• TASK TO COMPLETE: Exact repetition of every entry is required.

• PROVIDED INFORMATION:
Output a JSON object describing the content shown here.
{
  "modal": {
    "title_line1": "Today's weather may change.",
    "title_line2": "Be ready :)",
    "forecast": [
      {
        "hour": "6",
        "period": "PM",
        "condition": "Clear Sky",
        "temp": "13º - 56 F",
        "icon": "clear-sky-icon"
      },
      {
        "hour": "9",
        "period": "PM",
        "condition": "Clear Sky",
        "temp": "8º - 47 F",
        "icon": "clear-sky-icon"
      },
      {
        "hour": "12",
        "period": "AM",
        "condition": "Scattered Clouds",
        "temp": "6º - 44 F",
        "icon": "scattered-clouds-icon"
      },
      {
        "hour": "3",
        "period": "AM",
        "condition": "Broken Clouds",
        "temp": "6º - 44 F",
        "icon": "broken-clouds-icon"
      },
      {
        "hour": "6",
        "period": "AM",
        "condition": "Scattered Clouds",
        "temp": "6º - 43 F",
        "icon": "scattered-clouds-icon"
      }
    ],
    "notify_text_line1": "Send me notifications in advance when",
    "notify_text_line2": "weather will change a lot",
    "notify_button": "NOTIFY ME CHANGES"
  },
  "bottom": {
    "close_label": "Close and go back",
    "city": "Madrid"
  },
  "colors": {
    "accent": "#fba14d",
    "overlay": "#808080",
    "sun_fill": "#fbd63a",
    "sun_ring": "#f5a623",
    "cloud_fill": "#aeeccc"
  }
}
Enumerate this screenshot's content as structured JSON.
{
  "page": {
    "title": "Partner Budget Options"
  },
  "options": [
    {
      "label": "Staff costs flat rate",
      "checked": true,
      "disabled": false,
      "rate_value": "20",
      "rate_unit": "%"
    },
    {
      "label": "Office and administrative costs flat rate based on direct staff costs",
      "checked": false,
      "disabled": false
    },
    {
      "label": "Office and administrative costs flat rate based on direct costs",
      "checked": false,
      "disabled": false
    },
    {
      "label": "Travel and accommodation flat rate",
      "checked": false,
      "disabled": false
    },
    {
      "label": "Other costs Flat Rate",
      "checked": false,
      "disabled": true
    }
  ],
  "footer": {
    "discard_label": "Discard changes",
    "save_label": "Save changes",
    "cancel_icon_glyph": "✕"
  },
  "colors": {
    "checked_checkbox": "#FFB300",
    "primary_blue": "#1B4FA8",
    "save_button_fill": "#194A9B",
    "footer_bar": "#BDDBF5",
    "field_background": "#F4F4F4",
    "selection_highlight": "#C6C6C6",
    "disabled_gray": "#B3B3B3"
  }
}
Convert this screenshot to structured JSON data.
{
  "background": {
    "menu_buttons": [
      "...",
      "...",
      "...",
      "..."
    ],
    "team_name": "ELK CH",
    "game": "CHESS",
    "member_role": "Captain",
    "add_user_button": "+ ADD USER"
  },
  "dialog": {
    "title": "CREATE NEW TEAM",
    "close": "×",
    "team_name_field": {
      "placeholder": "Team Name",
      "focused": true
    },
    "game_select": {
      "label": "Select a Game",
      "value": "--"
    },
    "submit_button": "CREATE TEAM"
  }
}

• THE RESULT:
Output a JSON object describing the content shown here.
{
  "modal": {
    "title_line1": "Today's weather may change.",
    "title_line2": "Be ready :)",
    "forecast": [
      {
        "hour": "6",
        "period": "PM",
        "condition": "Clear Sky",
        "temp": "13º - 56 F",
        "icon": "clear-sky-icon"
      },
      {
        "hour": "9",
        "period": "PM",
        "condition": "Clear Sky",
        "temp": "8º - 47 F",
        "icon": "clear-sky-icon"
      },
      {
        "hour": "12",
        "period": "AM",
        "condition": "Scattered Clouds",
        "temp": "6º - 44 F",
        "icon": "scattered-clouds-icon"
      },
      {
        "hour": "3",
        "period": "AM",
        "condition": "Broken Clouds",
        "temp": "6º - 44 F",
        "icon": "broken-clouds-icon"
      },
      {
        "hour": "6",
        "period": "AM",
        "condition": "Scattered Clouds",
        "temp": "6º - 43 F",
        "icon": "scattered-clouds-icon"
      }
    ],
    "notify_text_line1": "Send me notifications in advance when",
    "notify_text_line2": "weather will change a lot",
    "notify_button": "NOTIFY ME CHANGES"
  },
  "bottom": {
    "close_label": "Close and go back",
    "city": "Madrid"
  },
  "colors": {
    "accent": "#fba14d",
    "overlay": "#808080",
    "sun_fill": "#fbd63a",
    "sun_ring": "#f5a623",
    "cloud_fill": "#aeeccc"
  }
}
Enumerate this screenshot's content as structured JSON.
{
  "page": {
    "title": "Partner Budget Options"
  },
  "options": [
    {
      "label": "Staff costs flat rate",
      "checked": true,
      "disabled": false,
      "rate_value": "20",
      "rate_unit": "%"
    },
    {
      "label": "Office and administrative costs flat rate based on direct staff costs",
      "checked": false,
      "disabled": false
    },
    {
      "label": "Office and administrative costs flat rate based on direct costs",
      "checked": false,
      "disabled": false
    },
    {
      "label": "Travel and accommodation flat rate",
      "checked": false,
      "disabled": false
    },
    {
      "label": "Other costs Flat Rate",
      "checked": false,
      "disabled": true
    }
  ],
  "footer": {
    "discard_label": "Discard changes",
    "save_label": "Save changes",
    "cancel_icon_glyph": "✕"
  },
  "colors": {
    "checked_checkbox": "#FFB300",
    "primary_blue": "#1B4FA8",
    "save_button_fill": "#194A9B",
    "footer_bar": "#BDDBF5",
    "field_background": "#F4F4F4",
    "selection_highlight": "#C6C6C6",
    "disabled_gray": "#B3B3B3"
  }
}
Convert this screenshot to structured JSON data.
{
  "background": {
    "menu_buttons": [
      "...",
      "...",
      "...",
      "..."
    ],
    "team_name": "ELK CH",
    "game": "CHESS",
    "member_role": "Captain",
    "add_user_button": "+ ADD USER"
  },
  "dialog": {
    "title": "CREATE NEW TEAM",
    "close": "×",
    "team_name_field": {
      "placeholder": "Team Name",
      "focused": true
    },
    "game_select": {
      "label": "Select a Game",
      "value": "--"
    },
    "submit_button": "CREATE TEAM"
  }
}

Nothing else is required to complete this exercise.